* What is required *
The records below need retyping in full; give them again exactly.

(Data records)
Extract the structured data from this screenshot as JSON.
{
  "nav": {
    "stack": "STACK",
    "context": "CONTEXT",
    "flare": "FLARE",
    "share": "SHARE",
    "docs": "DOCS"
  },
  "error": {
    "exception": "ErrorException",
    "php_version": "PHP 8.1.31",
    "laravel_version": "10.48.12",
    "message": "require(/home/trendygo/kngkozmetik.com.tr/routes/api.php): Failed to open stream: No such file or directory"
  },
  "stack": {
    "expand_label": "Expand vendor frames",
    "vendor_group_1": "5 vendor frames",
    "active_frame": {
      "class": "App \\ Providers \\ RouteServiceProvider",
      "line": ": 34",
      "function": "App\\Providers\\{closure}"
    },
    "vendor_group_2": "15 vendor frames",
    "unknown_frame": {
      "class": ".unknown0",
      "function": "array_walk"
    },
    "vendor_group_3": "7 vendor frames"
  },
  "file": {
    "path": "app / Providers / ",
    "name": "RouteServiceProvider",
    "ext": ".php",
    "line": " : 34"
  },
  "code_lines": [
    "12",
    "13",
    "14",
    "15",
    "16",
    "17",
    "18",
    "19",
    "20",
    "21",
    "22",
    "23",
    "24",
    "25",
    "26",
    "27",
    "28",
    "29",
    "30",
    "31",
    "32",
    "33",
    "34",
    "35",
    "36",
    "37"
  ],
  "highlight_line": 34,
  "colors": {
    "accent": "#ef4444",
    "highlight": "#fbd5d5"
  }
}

* Exercise response *
Extract the structured data from this screenshot as JSON.
{
  "nav": {
    "stack": "STACK",
    "context": "CONTEXT",
    "flare": "FLARE",
    "share": "SHARE",
    "docs": "DOCS"
  },
  "error": {
    "exception": "ErrorException",
    "php_version": "PHP 8.1.31",
    "laravel_version": "10.48.12",
    "message": "require(/home/trendygo/kngkozmetik.com.tr/routes/api.php): Failed to open stream: No such file or directory"
  },
  "stack": {
    "expand_label": "Expand vendor frames",
    "vendor_group_1": "5 vendor frames",
    "active_frame": {
      "class": "App \\ Providers \\ RouteServiceProvider",
      "line": ": 34",
      "function": "App\\Providers\\{closure}"
    },
    "vendor_group_2": "15 vendor frames",
    "unknown_frame": {
      "class": ".unknown0",
      "function": "array_walk"
    },
    "vendor_group_3": "7 vendor frames"
  },
  "file": {
    "path": "app / Providers / ",
    "name": "RouteServiceProvider",
    "ext": ".php",
    "line": " : 34"
  },
  "code_lines": [
    "12",
    "13",
    "14",
    "15",
    "16",
    "17",
    "18",
    "19",
    "20",
    "21",
    "22",
    "23",
    "24",
    "25",
    "26",
    "27",
    "28",
    "29",
    "30",
    "31",
    "32",
    "33",
    "34",
    "35",
    "36",
    "37"
  ],
  "highlight_line": 34,
  "colors": {
    "accent": "#ef4444",
    "highlight": "#fbd5d5"
  }
}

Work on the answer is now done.